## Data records
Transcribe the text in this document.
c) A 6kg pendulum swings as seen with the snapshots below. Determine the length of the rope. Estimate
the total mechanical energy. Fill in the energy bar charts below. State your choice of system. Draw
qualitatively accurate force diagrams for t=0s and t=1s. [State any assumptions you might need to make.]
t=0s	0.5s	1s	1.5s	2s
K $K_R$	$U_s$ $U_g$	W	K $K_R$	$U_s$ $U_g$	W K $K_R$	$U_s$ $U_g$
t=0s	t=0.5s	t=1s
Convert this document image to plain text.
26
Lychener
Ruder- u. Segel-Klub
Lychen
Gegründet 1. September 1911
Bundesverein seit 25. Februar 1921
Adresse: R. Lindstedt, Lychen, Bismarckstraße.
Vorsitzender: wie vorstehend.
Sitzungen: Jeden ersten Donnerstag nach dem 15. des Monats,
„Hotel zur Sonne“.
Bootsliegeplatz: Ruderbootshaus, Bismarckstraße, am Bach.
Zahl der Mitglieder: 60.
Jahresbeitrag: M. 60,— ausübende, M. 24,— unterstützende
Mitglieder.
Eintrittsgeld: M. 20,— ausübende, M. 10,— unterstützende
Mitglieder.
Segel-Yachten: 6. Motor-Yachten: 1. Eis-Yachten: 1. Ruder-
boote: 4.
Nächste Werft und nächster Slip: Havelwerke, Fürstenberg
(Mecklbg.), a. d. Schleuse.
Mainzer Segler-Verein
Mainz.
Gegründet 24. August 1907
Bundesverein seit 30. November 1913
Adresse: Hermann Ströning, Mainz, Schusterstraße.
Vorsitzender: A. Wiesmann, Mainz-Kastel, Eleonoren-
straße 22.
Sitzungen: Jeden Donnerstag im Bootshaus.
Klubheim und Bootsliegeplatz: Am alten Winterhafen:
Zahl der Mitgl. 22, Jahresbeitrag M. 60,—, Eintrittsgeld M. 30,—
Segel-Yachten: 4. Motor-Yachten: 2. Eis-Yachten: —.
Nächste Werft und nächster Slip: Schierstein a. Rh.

## YOUR OBJECTIVE
Copy every line exactly. Leave nothing out.

## SOLUTION TO THIS PROBLEM
Transcribe the text in this document.
c) A 6kg pendulum swings as seen with the snapshots below. Determine the length of the rope. Estimate
the total mechanical energy. Fill in the energy bar charts below. State your choice of system. Draw
qualitatively accurate force diagrams for t=0s and t=1s. [State any assumptions you might need to make.]
t=0s	0.5s	1s	1.5s	2s
K $K_R$	$U_s$ $U_g$	W	K $K_R$	$U_s$ $U_g$	W K $K_R$	$U_s$ $U_g$
t=0s	t=0.5s	t=1s
Convert this document image to plain text.
26
Lychener
Ruder- u. Segel-Klub
Lychen
Gegründet 1. September 1911
Bundesverein seit 25. Februar 1921
Adresse: R. Lindstedt, Lychen, Bismarckstraße.
Vorsitzender: wie vorstehend.
Sitzungen: Jeden ersten Donnerstag nach dem 15. des Monats,
„Hotel zur Sonne“.
Bootsliegeplatz: Ruderbootshaus, Bismarckstraße, am Bach.
Zahl der Mitglieder: 60.
Jahresbeitrag: M. 60,— ausübende, M. 24,— unterstützende
Mitglieder.
Eintrittsgeld: M. 20,— ausübende, M. 10,— unterstützende
Mitglieder.
Segel-Yachten: 6. Motor-Yachten: 1. Eis-Yachten: 1. Ruder-
boote: 4.
Nächste Werft und nächster Slip: Havelwerke, Fürstenberg
(Mecklbg.), a. d. Schleuse.
Mainzer Segler-Verein
Mainz.
Gegründet 24. August 1907
Bundesverein seit 30. November 1913
Adresse: Hermann Ströning, Mainz, Schusterstraße.
Vorsitzender: A. Wiesmann, Mainz-Kastel, Eleonoren-
straße 22.
Sitzungen: Jeden Donnerstag im Bootshaus.
Klubheim und Bootsliegeplatz: Am alten Winterhafen:
Zahl der Mitgl. 22, Jahresbeitrag M. 60,—, Eintrittsgeld M. 30,—
Segel-Yachten: 4. Motor-Yachten: 2. Eis-Yachten: —.
Nächste Werft und nächster Slip: Schierstein a. Rh.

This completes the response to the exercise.